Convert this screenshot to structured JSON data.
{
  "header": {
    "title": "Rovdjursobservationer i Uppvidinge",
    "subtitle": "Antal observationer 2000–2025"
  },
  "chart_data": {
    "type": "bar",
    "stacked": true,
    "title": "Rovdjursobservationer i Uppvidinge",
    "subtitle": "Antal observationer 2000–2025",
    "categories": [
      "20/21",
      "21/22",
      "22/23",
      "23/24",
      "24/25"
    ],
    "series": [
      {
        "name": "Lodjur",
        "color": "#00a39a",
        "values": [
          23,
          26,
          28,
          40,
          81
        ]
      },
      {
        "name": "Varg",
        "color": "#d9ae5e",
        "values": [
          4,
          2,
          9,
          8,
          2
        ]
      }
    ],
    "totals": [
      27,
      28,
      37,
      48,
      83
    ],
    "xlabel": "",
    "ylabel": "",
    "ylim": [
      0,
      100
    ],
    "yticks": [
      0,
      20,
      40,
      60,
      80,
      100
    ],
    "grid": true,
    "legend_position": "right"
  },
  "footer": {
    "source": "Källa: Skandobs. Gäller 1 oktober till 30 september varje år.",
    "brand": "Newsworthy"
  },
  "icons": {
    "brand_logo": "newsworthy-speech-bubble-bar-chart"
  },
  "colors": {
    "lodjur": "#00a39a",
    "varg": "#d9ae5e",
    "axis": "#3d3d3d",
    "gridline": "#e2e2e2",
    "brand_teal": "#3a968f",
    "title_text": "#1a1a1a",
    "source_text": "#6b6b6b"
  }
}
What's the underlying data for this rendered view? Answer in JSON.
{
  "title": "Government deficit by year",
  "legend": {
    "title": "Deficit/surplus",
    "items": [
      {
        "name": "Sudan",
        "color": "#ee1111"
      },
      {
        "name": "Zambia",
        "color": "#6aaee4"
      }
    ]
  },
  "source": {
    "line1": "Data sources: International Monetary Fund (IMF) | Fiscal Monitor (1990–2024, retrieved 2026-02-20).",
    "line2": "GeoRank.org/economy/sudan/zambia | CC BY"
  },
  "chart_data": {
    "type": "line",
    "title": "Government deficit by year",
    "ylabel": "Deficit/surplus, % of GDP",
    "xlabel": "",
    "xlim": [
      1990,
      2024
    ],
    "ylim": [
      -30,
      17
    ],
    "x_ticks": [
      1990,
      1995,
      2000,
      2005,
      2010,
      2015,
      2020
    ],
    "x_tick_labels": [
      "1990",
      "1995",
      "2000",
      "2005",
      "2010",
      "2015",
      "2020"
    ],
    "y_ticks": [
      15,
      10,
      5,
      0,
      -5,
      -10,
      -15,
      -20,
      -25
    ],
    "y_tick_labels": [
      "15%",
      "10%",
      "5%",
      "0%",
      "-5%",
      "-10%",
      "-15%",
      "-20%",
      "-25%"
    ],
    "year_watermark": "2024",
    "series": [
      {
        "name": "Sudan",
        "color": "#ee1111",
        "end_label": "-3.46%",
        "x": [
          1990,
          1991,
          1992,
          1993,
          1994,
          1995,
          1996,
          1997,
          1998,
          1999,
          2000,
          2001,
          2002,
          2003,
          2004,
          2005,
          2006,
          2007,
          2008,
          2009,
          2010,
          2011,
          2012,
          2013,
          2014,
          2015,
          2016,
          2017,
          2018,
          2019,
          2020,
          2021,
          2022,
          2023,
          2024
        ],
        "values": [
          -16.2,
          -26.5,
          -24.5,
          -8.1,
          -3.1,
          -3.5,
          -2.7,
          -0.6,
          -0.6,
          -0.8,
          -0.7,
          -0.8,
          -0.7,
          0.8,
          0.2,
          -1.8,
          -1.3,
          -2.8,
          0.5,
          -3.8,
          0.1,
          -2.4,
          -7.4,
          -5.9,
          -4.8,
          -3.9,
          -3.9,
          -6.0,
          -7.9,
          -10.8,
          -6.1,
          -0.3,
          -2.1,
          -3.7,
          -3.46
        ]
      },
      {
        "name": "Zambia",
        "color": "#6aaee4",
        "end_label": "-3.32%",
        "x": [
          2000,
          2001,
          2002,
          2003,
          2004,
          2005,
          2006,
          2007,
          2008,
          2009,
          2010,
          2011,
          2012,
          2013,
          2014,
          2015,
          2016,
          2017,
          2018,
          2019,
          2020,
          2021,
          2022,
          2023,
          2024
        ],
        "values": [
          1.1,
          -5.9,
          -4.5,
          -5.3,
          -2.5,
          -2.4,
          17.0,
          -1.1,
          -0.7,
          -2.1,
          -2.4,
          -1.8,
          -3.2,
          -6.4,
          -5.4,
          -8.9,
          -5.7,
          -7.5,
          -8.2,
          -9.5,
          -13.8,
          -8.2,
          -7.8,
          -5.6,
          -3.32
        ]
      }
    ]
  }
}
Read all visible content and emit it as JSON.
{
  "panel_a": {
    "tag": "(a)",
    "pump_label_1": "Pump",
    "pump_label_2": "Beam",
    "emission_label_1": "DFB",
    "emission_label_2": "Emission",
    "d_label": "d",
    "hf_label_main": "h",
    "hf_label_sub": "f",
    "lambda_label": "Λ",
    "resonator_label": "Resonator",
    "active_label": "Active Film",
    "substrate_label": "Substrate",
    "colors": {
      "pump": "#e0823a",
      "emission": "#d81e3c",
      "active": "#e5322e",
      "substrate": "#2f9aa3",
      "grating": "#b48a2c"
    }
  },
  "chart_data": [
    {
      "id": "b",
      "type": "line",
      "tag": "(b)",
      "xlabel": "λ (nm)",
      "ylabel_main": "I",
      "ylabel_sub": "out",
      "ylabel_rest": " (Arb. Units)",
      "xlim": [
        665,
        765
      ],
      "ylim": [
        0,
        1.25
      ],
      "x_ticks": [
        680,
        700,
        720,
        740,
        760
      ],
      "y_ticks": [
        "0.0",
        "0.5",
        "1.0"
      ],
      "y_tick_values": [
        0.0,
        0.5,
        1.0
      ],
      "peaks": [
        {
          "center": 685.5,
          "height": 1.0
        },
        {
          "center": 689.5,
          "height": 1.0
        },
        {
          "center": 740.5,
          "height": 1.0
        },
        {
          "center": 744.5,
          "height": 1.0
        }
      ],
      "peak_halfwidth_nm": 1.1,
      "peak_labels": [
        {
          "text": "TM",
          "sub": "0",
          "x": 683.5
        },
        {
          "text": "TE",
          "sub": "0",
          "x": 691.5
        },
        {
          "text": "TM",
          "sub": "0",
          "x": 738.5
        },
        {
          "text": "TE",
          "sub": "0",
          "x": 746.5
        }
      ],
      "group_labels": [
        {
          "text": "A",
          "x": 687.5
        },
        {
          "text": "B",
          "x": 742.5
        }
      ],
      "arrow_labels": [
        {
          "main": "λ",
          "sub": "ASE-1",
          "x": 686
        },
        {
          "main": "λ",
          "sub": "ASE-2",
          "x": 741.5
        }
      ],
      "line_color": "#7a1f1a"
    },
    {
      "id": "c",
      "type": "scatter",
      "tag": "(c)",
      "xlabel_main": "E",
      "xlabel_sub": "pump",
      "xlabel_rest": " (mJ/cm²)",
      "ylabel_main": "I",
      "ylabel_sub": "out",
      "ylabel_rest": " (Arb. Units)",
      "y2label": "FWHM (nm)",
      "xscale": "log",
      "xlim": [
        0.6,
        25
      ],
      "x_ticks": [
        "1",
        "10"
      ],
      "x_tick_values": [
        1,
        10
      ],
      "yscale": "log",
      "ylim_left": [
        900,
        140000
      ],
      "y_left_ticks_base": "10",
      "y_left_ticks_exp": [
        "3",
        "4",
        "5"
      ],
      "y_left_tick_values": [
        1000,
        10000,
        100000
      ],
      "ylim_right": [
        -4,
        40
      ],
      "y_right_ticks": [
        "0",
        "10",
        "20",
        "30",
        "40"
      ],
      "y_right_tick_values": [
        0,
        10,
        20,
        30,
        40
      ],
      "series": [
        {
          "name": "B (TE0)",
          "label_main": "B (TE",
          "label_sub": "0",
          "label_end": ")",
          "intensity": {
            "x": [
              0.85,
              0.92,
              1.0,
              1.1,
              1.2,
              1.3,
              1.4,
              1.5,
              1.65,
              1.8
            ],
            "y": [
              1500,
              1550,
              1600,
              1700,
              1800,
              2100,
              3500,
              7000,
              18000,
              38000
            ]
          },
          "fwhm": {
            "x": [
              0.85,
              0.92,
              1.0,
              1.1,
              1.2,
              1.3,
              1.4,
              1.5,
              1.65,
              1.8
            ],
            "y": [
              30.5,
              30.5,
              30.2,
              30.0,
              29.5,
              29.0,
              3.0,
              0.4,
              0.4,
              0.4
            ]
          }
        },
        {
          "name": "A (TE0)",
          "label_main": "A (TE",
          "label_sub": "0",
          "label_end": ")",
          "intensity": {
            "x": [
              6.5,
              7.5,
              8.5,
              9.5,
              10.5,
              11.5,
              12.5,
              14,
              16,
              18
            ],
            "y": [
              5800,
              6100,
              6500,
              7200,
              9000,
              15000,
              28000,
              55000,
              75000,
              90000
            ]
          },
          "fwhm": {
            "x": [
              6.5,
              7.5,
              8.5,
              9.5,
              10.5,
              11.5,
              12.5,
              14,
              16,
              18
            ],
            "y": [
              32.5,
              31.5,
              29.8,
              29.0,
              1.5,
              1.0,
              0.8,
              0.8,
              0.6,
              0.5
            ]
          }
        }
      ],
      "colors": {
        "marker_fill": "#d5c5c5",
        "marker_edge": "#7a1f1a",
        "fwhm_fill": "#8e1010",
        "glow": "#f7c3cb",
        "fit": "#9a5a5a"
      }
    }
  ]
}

- _Short problem_
Track down every line of the material containing the string "JSON", and copy it.

- _Written reply_
Convert this screenshot to structured JSON data.
What's the underlying data for this rendered view? Answer in JSON.
Read all visible content and emit it as JSON.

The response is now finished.